_WHAT THE TASK REQUIRES_
Leave the pictures out. Return all other data exactly.

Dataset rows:
----------

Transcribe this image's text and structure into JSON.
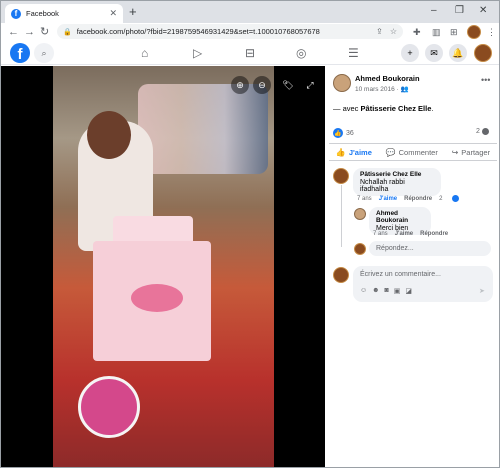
{
  "browser": {
    "tab_title": "Facebook",
    "tab_favicon": "f",
    "new_tab": "+",
    "url": "facebook.com/photo/?fbid=2198759546931429&set=t.100010768057678",
    "window_controls": [
      "–",
      "❐",
      "✕"
    ]
  },
  "fb": {
    "logo": "f",
    "nav_icons": [
      "home-icon",
      "watch-icon",
      "marketplace-icon",
      "groups-icon",
      "menu-icon"
    ]
  },
  "post": {
    "owner": "Ahmed Boukorain",
    "date": "10 mars 2016",
    "privacy_icon": "friends-icon",
    "with_prefix": "— avec",
    "with_name": "Pâtisserie Chez Elle",
    "with_suffix": ".",
    "like_count": "36",
    "comment_count": "2",
    "actions": {
      "like": "J'aime",
      "comment": "Commenter",
      "share": "Partager"
    }
  },
  "comments": [
    {
      "author": "Pâtisserie Chez Elle",
      "text": "Nchallah rabbi ifadhalha",
      "time": "7 ans",
      "like": "J'aime",
      "reply": "Répondre",
      "reactions": "2"
    },
    {
      "author": "Ahmed Boukorain",
      "text": "Merci bien",
      "time": "7 ans",
      "like": "J'aime",
      "reply": "Répondre"
    }
  ],
  "reply_placeholder": "Répondez...",
  "comment_placeholder": "Écrivez un commentaire...",
  "colors": {
    "fb_blue": "#1877f2",
    "bubble_bg": "#f0f2f5",
    "text_secondary": "#65676b"
  }
}
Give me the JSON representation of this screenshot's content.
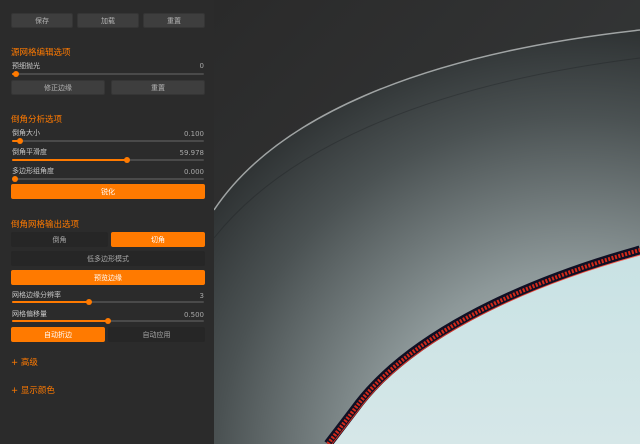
{
  "toolbar": {
    "save_label": "保存",
    "load_label": "加载",
    "reset_label": "重置"
  },
  "source_mesh": {
    "title": "源网格编辑选项",
    "smooth_label": "预细抛光",
    "smooth_value": "0",
    "smooth_fraction": 0.02,
    "fix_edges_label": "修正边缘",
    "reset_label": "重置"
  },
  "bevel_analysis": {
    "title": "倒角分析选项",
    "size_label": "倒角大小",
    "size_value": "0.100",
    "size_fraction": 0.04,
    "smoothness_label": "倒角平滑度",
    "smoothness_value": "59.978",
    "smoothness_fraction": 0.6,
    "polygon_angle_label": "多边形组角度",
    "polygon_angle_value": "0.000",
    "polygon_angle_fraction": 0.0,
    "sharpen_label": "锐化"
  },
  "bevel_output": {
    "title": "倒角网格输出选项",
    "tab_bevel": "倒角",
    "tab_chamfer": "切角",
    "low_poly_label": "低多边形模式",
    "preview_edges_label": "预览边缘",
    "resolution_label": "网格边缘分辨率",
    "resolution_value": "3",
    "resolution_fraction": 0.4,
    "offset_label": "网格偏移量",
    "offset_value": "0.500",
    "offset_fraction": 0.5,
    "auto_fold_label": "自动折边",
    "auto_apply_label": "自动应用"
  },
  "advanced": {
    "label": "+ 高级"
  },
  "display_colors": {
    "label": "+ 显示颜色"
  },
  "colors": {
    "accent": "#ff7a00",
    "panel": "#2b2b2b"
  }
}
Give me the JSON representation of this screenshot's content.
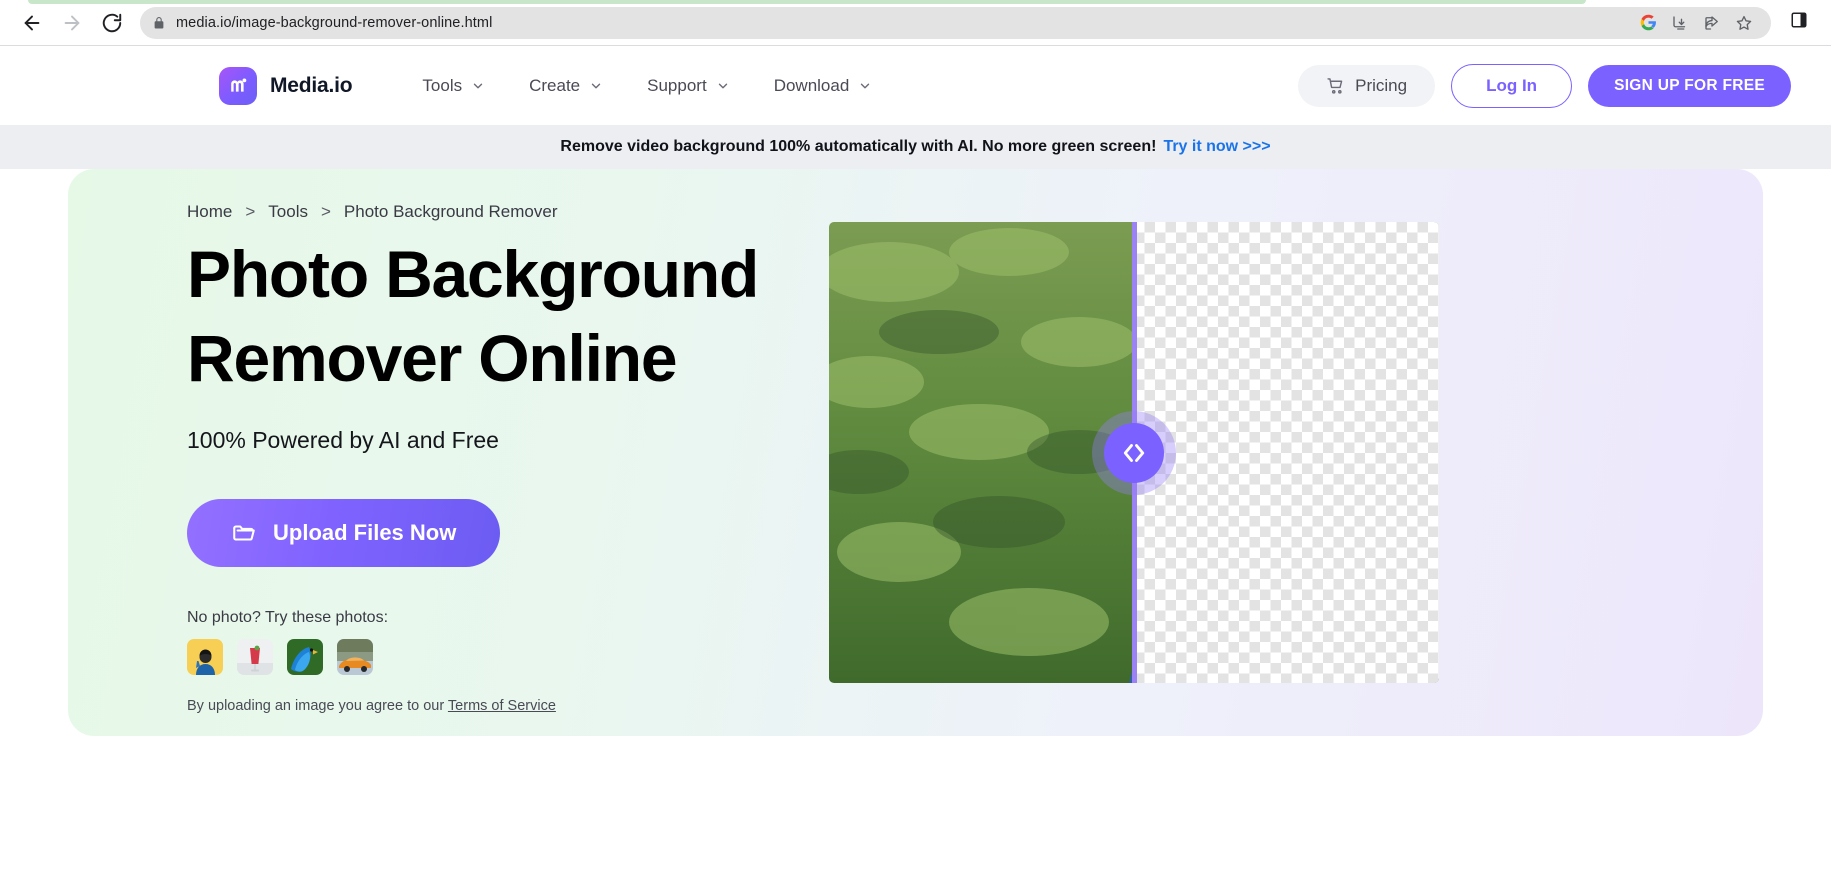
{
  "browser": {
    "back_icon": "back-arrow-icon",
    "forward_icon": "forward-arrow-icon",
    "reload_icon": "reload-icon",
    "lock_icon": "lock-icon",
    "url": "media.io/image-background-remover-online.html",
    "omni_icons": [
      "google-icon",
      "install-app-icon",
      "share-icon",
      "bookmark-star-icon"
    ],
    "sidebar_icon": "sidebar-toggle-icon"
  },
  "header": {
    "logo_icon": "media-io-logo-icon",
    "brand": "Media.io",
    "nav": [
      {
        "label": "Tools",
        "icon": "chevron-down-icon"
      },
      {
        "label": "Create",
        "icon": "chevron-down-icon"
      },
      {
        "label": "Support",
        "icon": "chevron-down-icon"
      },
      {
        "label": "Download",
        "icon": "chevron-down-icon"
      }
    ],
    "pricing": {
      "label": "Pricing",
      "icon": "cart-icon"
    },
    "login": "Log In",
    "signup": "SIGN UP FOR FREE"
  },
  "promo": {
    "text": "Remove video background 100% automatically with AI. No more green screen!",
    "link": "Try it now >>>",
    "link_color": "#1a73e8",
    "background": "#eceef2"
  },
  "hero": {
    "breadcrumb": [
      "Home",
      "Tools",
      "Photo Background Remover"
    ],
    "breadcrumb_separator": ">",
    "title_line1": "Photo Background",
    "title_line2": "Remover Online",
    "subtitle": "100% Powered by AI and Free",
    "upload_button": {
      "label": "Upload Files Now",
      "icon": "folder-icon",
      "color": "#7b61ff"
    },
    "try_photos_label": "No photo? Try these photos:",
    "thumbnails": [
      {
        "name": "thumbnail-person-yellow",
        "alt": "person in blue shirt on yellow background"
      },
      {
        "name": "thumbnail-drink",
        "alt": "red drink in glass"
      },
      {
        "name": "thumbnail-parrot",
        "alt": "blue macaw parrot"
      },
      {
        "name": "thumbnail-car",
        "alt": "orange sports car"
      }
    ],
    "terms_prefix": "By uploading an image you agree to our ",
    "terms_link": "Terms of Service",
    "compare": {
      "handle_icon": "compare-slider-handle-icon",
      "left_label": "original photo with green foliage background",
      "right_label": "transparent checkerboard background",
      "accent_color": "#7b61ff"
    },
    "background_gradient_start": "#e6f9e7",
    "background_gradient_end": "#ede6fb"
  }
}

----------

_SOLVED EXERCISE_
Transcribe this image's text and structure into JSON.
{
  "browser": {
    "tab_title": "Facebook",
    "tab_favicon": "f",
    "new_tab": "+",
    "url": "facebook.com/photo/?fbid=2198759546931429&set=t.100010768057678",
    "window_controls": [
      "–",
      "❐",
      "✕"
    ]
  },
  "fb": {
    "logo": "f",
    "nav_icons": [
      "home-icon",
      "watch-icon",
      "marketplace-icon",
      "groups-icon",
      "menu-icon"
    ]
  },
  "post": {
    "owner": "Ahmed Boukorain",
    "date": "10 mars 2016",
    "privacy_icon": "friends-icon",
    "with_prefix": "— avec",
    "with_name": "Pâtisserie Chez Elle",
    "with_suffix": ".",
    "like_count": "36",
    "comment_count": "2",
    "actions": {
      "like": "J'aime",
      "comment": "Commenter",
      "share": "Partager"
    }
  },
  "comments": [
    {
      "author": "Pâtisserie Chez Elle",
      "text": "Nchallah rabbi ifadhalha",
      "time": "7 ans",
      "like": "J'aime",
      "reply": "Répondre",
      "reactions": "2"
    },
    {
      "author": "Ahmed Boukorain",
      "text": "Merci bien",
      "time": "7 ans",
      "like": "J'aime",
      "reply": "Répondre"
    }
  ],
  "reply_placeholder": "Répondez...",
  "comment_placeholder": "Écrivez un commentaire...",
  "colors": {
    "fb_blue": "#1877f2",
    "bubble_bg": "#f0f2f5",
    "text_secondary": "#65676b"
  }
}
Give me the JSON representation of this screenshot's content.
{
  "toolbar": {
    "save_label": "保存",
    "load_label": "加载",
    "reset_label": "重置"
  },
  "source_mesh": {
    "title": "源网格编辑选项",
    "smooth_label": "预细抛光",
    "smooth_value": "0",
    "smooth_fraction": 0.02,
    "fix_edges_label": "修正边缘",
    "reset_label": "重置"
  },
  "bevel_analysis": {
    "title": "倒角分析选项",
    "size_label": "倒角大小",
    "size_value": "0.100",
    "size_fraction": 0.04,
    "smoothness_label": "倒角平滑度",
    "smoothness_value": "59.978",
    "smoothness_fraction": 0.6,
    "polygon_angle_label": "多边形组角度",
    "polygon_angle_value": "0.000",
    "polygon_angle_fraction": 0.0,
    "sharpen_label": "锐化"
  },
  "bevel_output": {
    "title": "倒角网格输出选项",
    "tab_bevel": "倒角",
    "tab_chamfer": "切角",
    "low_poly_label": "低多边形模式",
    "preview_edges_label": "预览边缘",
    "resolution_label": "网格边缘分辨率",
    "resolution_value": "3",
    "resolution_fraction": 0.4,
    "offset_label": "网格偏移量",
    "offset_value": "0.500",
    "offset_fraction": 0.5,
    "auto_fold_label": "自动折边",
    "auto_apply_label": "自动应用"
  },
  "advanced": {
    "label": "+ 高级"
  },
  "display_colors": {
    "label": "+ 显示颜色"
  },
  "colors": {
    "accent": "#ff7a00",
    "panel": "#2b2b2b"
  }
}
Give me the JSON representation of this screenshot's content.
{
  "browser": {
    "back_icon": "back-arrow-icon",
    "forward_icon": "forward-arrow-icon",
    "reload_icon": "reload-icon",
    "lock_icon": "lock-icon",
    "url": "media.io/image-background-remover-online.html",
    "omni_icons": [
      "google-icon",
      "install-app-icon",
      "share-icon",
      "bookmark-star-icon"
    ],
    "sidebar_icon": "sidebar-toggle-icon"
  },
  "header": {
    "logo_icon": "media-io-logo-icon",
    "brand": "Media.io",
    "nav": [
      {
        "label": "Tools",
        "icon": "chevron-down-icon"
      },
      {
        "label": "Create",
        "icon": "chevron-down-icon"
      },
      {
        "label": "Support",
        "icon": "chevron-down-icon"
      },
      {
        "label": "Download",
        "icon": "chevron-down-icon"
      }
    ],
    "pricing": {
      "label": "Pricing",
      "icon": "cart-icon"
    },
    "login": "Log In",
    "signup": "SIGN UP FOR FREE"
  },
  "promo": {
    "text": "Remove video background 100% automatically with AI. No more green screen!",
    "link": "Try it now >>>",
    "link_color": "#1a73e8",
    "background": "#eceef2"
  },
  "hero": {
    "breadcrumb": [
      "Home",
      "Tools",
      "Photo Background Remover"
    ],
    "breadcrumb_separator": ">",
    "title_line1": "Photo Background",
    "title_line2": "Remover Online",
    "subtitle": "100% Powered by AI and Free",
    "upload_button": {
      "label": "Upload Files Now",
      "icon": "folder-icon",
      "color": "#7b61ff"
    },
    "try_photos_label": "No photo? Try these photos:",
    "thumbnails": [
      {
        "name": "thumbnail-person-yellow",
        "alt": "person in blue shirt on yellow background"
      },
      {
        "name": "thumbnail-drink",
        "alt": "red drink in glass"
      },
      {
        "name": "thumbnail-parrot",
        "alt": "blue macaw parrot"
      },
      {
        "name": "thumbnail-car",
        "alt": "orange sports car"
      }
    ],
    "terms_prefix": "By uploading an image you agree to our ",
    "terms_link": "Terms of Service",
    "compare": {
      "handle_icon": "compare-slider-handle-icon",
      "left_label": "original photo with green foliage background",
      "right_label": "transparent checkerboard background",
      "accent_color": "#7b61ff"
    },
    "background_gradient_start": "#e6f9e7",
    "background_gradient_end": "#ede6fb"
  }
}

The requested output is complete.